*Listed entries*:
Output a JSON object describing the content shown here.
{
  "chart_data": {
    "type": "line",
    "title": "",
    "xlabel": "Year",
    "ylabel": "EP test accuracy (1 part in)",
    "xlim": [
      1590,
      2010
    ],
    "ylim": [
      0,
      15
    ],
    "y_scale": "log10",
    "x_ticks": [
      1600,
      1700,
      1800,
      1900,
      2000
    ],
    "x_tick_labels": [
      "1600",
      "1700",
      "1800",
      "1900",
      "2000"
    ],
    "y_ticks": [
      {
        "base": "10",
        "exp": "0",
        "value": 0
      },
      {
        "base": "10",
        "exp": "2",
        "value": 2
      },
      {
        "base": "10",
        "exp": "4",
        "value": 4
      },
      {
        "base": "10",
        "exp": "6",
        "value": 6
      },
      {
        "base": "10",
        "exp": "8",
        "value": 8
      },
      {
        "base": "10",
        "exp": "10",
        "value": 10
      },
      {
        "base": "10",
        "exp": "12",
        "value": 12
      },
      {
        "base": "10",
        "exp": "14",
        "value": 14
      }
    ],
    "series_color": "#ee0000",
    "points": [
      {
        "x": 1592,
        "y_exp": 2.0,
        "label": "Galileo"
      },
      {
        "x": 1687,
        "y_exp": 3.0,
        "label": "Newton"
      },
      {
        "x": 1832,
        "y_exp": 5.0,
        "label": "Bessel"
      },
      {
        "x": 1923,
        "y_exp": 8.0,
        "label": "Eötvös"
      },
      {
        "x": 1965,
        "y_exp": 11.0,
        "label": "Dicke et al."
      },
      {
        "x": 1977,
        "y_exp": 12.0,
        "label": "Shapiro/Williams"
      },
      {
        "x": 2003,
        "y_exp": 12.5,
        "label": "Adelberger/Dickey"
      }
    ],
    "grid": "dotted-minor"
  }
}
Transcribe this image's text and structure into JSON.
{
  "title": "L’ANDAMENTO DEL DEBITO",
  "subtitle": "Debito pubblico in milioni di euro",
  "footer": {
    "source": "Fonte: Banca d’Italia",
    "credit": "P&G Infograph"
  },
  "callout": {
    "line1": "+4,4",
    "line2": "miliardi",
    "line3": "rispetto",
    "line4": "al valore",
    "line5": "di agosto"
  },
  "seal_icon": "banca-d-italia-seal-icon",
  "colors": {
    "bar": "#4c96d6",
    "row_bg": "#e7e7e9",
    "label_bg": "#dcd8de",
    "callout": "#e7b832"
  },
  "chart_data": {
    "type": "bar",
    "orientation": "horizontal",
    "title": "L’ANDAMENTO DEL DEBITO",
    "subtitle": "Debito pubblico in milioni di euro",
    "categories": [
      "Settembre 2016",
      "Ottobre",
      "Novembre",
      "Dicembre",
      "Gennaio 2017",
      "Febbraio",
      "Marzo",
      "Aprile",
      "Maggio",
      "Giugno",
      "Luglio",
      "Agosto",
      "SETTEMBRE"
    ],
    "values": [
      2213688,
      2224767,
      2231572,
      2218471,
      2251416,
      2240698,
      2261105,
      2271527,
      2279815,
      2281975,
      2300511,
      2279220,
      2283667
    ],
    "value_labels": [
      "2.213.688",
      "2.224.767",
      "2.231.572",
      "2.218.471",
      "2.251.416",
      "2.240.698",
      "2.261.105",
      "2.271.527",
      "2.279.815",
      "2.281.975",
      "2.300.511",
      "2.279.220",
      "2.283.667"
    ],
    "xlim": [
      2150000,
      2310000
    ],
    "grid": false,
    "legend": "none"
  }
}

*Task statement*: Return each entry from the material above exactly as it appears.

*Final result*:
Output a JSON object describing the content shown here.
{
  "chart_data": {
    "type": "line",
    "title": "",
    "xlabel": "Year",
    "ylabel": "EP test accuracy (1 part in)",
    "xlim": [
      1590,
      2010
    ],
    "ylim": [
      0,
      15
    ],
    "y_scale": "log10",
    "x_ticks": [
      1600,
      1700,
      1800,
      1900,
      2000
    ],
    "x_tick_labels": [
      "1600",
      "1700",
      "1800",
      "1900",
      "2000"
    ],
    "y_ticks": [
      {
        "base": "10",
        "exp": "0",
        "value": 0
      },
      {
        "base": "10",
        "exp": "2",
        "value": 2
      },
      {
        "base": "10",
        "exp": "4",
        "value": 4
      },
      {
        "base": "10",
        "exp": "6",
        "value": 6
      },
      {
        "base": "10",
        "exp": "8",
        "value": 8
      },
      {
        "base": "10",
        "exp": "10",
        "value": 10
      },
      {
        "base": "10",
        "exp": "12",
        "value": 12
      },
      {
        "base": "10",
        "exp": "14",
        "value": 14
      }
    ],
    "series_color": "#ee0000",
    "points": [
      {
        "x": 1592,
        "y_exp": 2.0,
        "label": "Galileo"
      },
      {
        "x": 1687,
        "y_exp": 3.0,
        "label": "Newton"
      },
      {
        "x": 1832,
        "y_exp": 5.0,
        "label": "Bessel"
      },
      {
        "x": 1923,
        "y_exp": 8.0,
        "label": "Eötvös"
      },
      {
        "x": 1965,
        "y_exp": 11.0,
        "label": "Dicke et al."
      },
      {
        "x": 1977,
        "y_exp": 12.0,
        "label": "Shapiro/Williams"
      },
      {
        "x": 2003,
        "y_exp": 12.5,
        "label": "Adelberger/Dickey"
      }
    ],
    "grid": "dotted-minor"
  }
}
Transcribe this image's text and structure into JSON.
{
  "title": "L’ANDAMENTO DEL DEBITO",
  "subtitle": "Debito pubblico in milioni di euro",
  "footer": {
    "source": "Fonte: Banca d’Italia",
    "credit": "P&G Infograph"
  },
  "callout": {
    "line1": "+4,4",
    "line2": "miliardi",
    "line3": "rispetto",
    "line4": "al valore",
    "line5": "di agosto"
  },
  "seal_icon": "banca-d-italia-seal-icon",
  "colors": {
    "bar": "#4c96d6",
    "row_bg": "#e7e7e9",
    "label_bg": "#dcd8de",
    "callout": "#e7b832"
  },
  "chart_data": {
    "type": "bar",
    "orientation": "horizontal",
    "title": "L’ANDAMENTO DEL DEBITO",
    "subtitle": "Debito pubblico in milioni di euro",
    "categories": [
      "Settembre 2016",
      "Ottobre",
      "Novembre",
      "Dicembre",
      "Gennaio 2017",
      "Febbraio",
      "Marzo",
      "Aprile",
      "Maggio",
      "Giugno",
      "Luglio",
      "Agosto",
      "SETTEMBRE"
    ],
    "values": [
      2213688,
      2224767,
      2231572,
      2218471,
      2251416,
      2240698,
      2261105,
      2271527,
      2279815,
      2281975,
      2300511,
      2279220,
      2283667
    ],
    "value_labels": [
      "2.213.688",
      "2.224.767",
      "2.231.572",
      "2.218.471",
      "2.251.416",
      "2.240.698",
      "2.261.105",
      "2.271.527",
      "2.279.815",
      "2.281.975",
      "2.300.511",
      "2.279.220",
      "2.283.667"
    ],
    "xlim": [
      2150000,
      2310000
    ],
    "grid": false,
    "legend": "none"
  }
}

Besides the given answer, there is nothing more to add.